Leave the pictures out, and retype all of the material exactly as written.

= = = =

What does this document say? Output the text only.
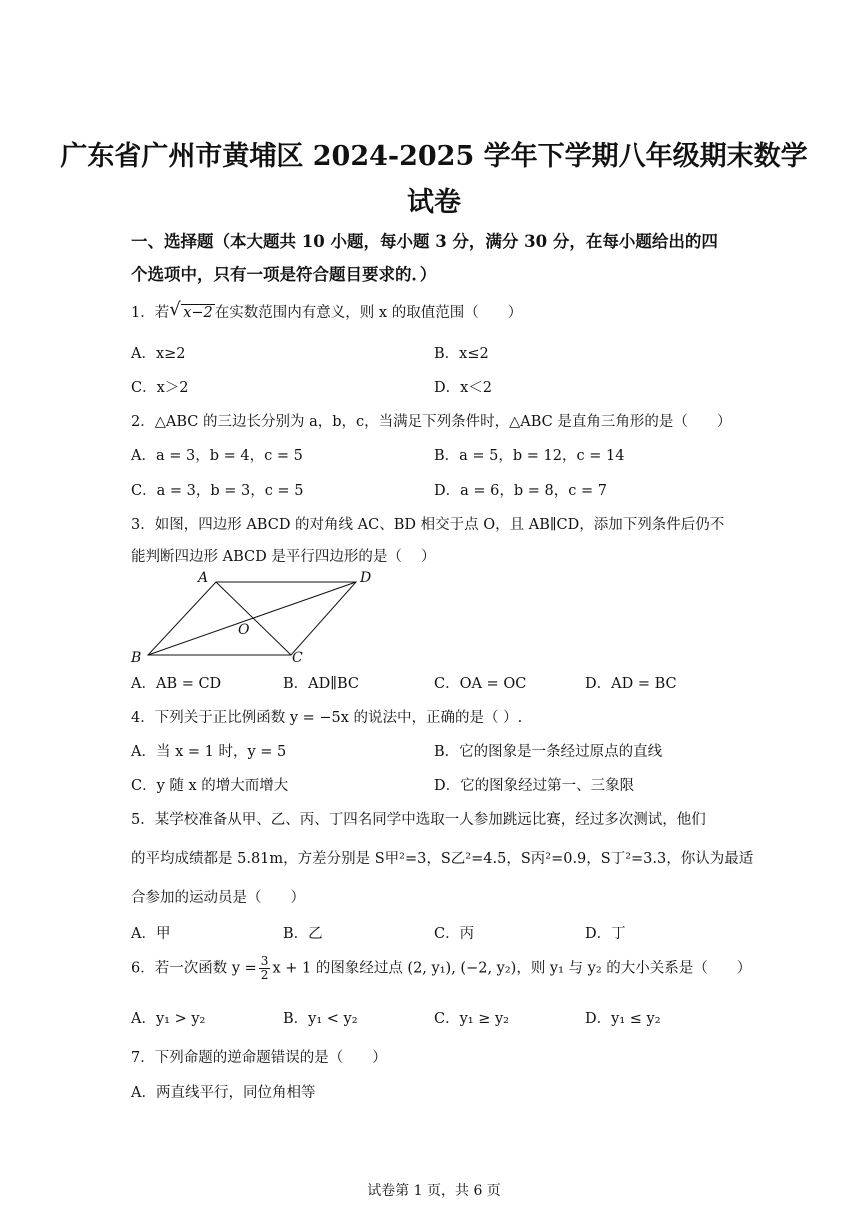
广东省广州市黄埔区 2024-2025 学年下学期八年级期末数学
试卷
一、选择题（本大题共 10 小题，每小题 3 分，满分 30 分，在每小题给出的四
个选项中，只有一项是符合题目要求的．）
1．若√ x−2 在实数范围内有意义，则 x 的取值范围（　　）
A．x≥2	B．x≤2
C．x＞2	D．x＜2
2．△ABC 的三边长分别为 a，b，c，当满足下列条件时，△ABC 是直角三角形的是（　　）
A．a = 3，b = 4，c = 5	B．a = 5，b = 12，c = 14
C．a = 3，b = 3，c = 5	D．a = 6，b = 8，c = 7
3．如图，四边形 ABCD 的对角线 AC、BD 相交于点 O，且 AB∥CD，添加下列条件后仍不
能判断四边形 ABCD 是平行四边形的是（　 ）
A	D
B	C
O
A．AB = CD	B．AD∥BC	C．OA = OC	D．AD = BC
4．下列关于正比例函数 y = −5x 的说法中，正确的是（ ）.
A．当 x = 1 时，y = 5	B．它的图象是一条经过原点的直线
C．y 随 x 的增大而增大	D．它的图象经过第一、三象限
5．某学校准备从甲、乙、丙、丁四名同学中选取一人参加跳远比赛，经过多次测试，他们
的平均成绩都是 5.81m，方差分别是 S甲²=3，S乙²=4.5，S丙²=0.9，S丁²=3.3，你认为最适
合参加的运动员是（　　）
A．甲	B．乙	C．丙	D．丁
6．若一次函数 $y = \frac{3}{2}$ x + 1 的图象经过点 (2, y₁), (−2, y₂)，则 y₁ 与 y₂ 的大小关系是（　　）
A．y₁ > y₂	B．y₁ < y₂	C．y₁ ≥ y₂	D．y₁ ≤ y₂
7．下列命题的逆命题错误的是（　　）
A．两直线平行，同位角相等
试卷第 1 页，共 6 页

= = = =

◆ TASK RESPONSE:
What does this document say? Output the text only.
广东省广州市黄埔区 2024-2025 学年下学期八年级期末数学
试卷
一、选择题（本大题共 10 小题，每小题 3 分，满分 30 分，在每小题给出的四
个选项中，只有一项是符合题目要求的．）
1．若√ x−2 在实数范围内有意义，则 x 的取值范围（　　）
A．x≥2	B．x≤2
C．x＞2	D．x＜2
2．△ABC 的三边长分别为 a，b，c，当满足下列条件时，△ABC 是直角三角形的是（　　）
A．a = 3，b = 4，c = 5	B．a = 5，b = 12，c = 14
C．a = 3，b = 3，c = 5	D．a = 6，b = 8，c = 7
3．如图，四边形 ABCD 的对角线 AC、BD 相交于点 O，且 AB∥CD，添加下列条件后仍不
能判断四边形 ABCD 是平行四边形的是（　 ）
A	D
B	C
O
A．AB = CD	B．AD∥BC	C．OA = OC	D．AD = BC
4．下列关于正比例函数 y = −5x 的说法中，正确的是（ ）.
A．当 x = 1 时，y = 5	B．它的图象是一条经过原点的直线
C．y 随 x 的增大而增大	D．它的图象经过第一、三象限
5．某学校准备从甲、乙、丙、丁四名同学中选取一人参加跳远比赛，经过多次测试，他们
的平均成绩都是 5.81m，方差分别是 S甲²=3，S乙²=4.5，S丙²=0.9，S丁²=3.3，你认为最适
合参加的运动员是（　　）
A．甲	B．乙	C．丙	D．丁
6．若一次函数 $y = \frac{3}{2}$ x + 1 的图象经过点 (2, y₁), (−2, y₂)，则 y₁ 与 y₂ 的大小关系是（　　）
A．y₁ > y₂	B．y₁ < y₂	C．y₁ ≥ y₂	D．y₁ ≤ y₂
7．下列命题的逆命题错误的是（　　）
A．两直线平行，同位角相等
试卷第 1 页，共 6 页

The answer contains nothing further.